> [Exercise task]: Copy out each line that includes the word "high".

> [Extracted information]:

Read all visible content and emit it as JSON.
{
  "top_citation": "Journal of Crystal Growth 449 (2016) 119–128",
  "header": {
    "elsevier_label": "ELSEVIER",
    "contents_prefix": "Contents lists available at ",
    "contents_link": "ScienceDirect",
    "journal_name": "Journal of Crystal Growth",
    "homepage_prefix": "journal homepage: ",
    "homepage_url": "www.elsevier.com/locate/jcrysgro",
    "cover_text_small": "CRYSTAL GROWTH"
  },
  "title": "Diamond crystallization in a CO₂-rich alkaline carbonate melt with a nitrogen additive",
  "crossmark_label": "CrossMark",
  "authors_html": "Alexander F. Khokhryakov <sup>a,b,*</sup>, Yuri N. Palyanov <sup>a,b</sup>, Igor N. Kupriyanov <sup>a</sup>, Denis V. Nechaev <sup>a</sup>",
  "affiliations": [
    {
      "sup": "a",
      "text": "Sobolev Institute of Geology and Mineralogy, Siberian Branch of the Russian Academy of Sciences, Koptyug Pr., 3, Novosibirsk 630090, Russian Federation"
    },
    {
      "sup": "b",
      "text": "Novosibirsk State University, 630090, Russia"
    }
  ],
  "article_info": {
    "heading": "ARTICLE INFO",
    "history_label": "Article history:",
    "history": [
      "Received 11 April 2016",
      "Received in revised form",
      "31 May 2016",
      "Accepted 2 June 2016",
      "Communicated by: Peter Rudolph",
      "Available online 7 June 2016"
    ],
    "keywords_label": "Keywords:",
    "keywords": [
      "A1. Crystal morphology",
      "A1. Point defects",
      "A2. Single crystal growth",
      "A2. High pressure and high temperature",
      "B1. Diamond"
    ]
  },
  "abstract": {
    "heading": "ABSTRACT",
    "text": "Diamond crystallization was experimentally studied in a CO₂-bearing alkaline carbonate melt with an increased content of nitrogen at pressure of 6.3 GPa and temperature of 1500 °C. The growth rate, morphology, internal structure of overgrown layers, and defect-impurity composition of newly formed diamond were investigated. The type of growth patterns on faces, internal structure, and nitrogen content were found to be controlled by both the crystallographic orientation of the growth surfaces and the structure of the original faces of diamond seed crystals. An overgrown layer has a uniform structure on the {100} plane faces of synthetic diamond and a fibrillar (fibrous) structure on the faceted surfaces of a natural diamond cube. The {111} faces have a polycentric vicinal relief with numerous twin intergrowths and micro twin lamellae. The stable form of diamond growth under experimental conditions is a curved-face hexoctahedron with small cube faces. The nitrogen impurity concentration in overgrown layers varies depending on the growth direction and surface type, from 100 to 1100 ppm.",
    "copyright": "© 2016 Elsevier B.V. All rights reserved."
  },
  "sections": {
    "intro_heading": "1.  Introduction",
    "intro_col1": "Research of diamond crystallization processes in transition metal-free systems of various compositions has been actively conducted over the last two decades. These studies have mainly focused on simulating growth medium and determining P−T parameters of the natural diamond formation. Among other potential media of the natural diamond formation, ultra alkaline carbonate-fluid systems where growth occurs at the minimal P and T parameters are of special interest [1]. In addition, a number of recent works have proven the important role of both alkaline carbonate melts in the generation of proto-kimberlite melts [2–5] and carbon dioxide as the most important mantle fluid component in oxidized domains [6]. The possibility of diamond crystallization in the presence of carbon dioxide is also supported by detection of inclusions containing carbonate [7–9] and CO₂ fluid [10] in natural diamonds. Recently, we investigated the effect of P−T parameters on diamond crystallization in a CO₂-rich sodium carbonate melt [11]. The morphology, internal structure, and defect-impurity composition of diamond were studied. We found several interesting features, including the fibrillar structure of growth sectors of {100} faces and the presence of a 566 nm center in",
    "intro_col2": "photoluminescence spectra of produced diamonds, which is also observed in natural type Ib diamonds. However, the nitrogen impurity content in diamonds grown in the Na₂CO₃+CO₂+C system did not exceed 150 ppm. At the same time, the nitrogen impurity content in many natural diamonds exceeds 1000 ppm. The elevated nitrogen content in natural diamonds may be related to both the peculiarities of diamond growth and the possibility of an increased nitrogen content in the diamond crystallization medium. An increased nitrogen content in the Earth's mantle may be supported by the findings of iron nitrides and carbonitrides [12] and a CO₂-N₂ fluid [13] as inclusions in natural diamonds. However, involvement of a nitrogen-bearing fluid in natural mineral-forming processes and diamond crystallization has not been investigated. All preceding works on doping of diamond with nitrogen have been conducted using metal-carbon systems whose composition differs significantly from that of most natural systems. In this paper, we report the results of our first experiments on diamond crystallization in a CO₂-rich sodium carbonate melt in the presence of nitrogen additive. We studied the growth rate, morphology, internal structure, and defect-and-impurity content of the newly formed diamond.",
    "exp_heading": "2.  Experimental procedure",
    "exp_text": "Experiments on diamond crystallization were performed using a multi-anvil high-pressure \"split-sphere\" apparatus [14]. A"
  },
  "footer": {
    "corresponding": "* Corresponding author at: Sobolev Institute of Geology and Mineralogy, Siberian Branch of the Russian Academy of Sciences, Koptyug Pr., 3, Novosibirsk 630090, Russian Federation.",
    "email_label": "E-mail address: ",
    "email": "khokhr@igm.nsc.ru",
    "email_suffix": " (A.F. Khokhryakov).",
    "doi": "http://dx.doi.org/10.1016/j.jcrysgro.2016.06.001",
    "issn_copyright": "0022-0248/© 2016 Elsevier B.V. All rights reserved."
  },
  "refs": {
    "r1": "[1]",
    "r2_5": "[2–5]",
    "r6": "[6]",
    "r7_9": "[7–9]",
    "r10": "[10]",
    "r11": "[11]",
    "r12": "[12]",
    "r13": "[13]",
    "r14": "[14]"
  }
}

> [Answer in full]:
      "A2. High pressure and high temperature",
    "exp_text": "Experiments on diamond crystallization were performed using a multi-anvil high-pressure \"split-sphere\" apparatus [14]. A"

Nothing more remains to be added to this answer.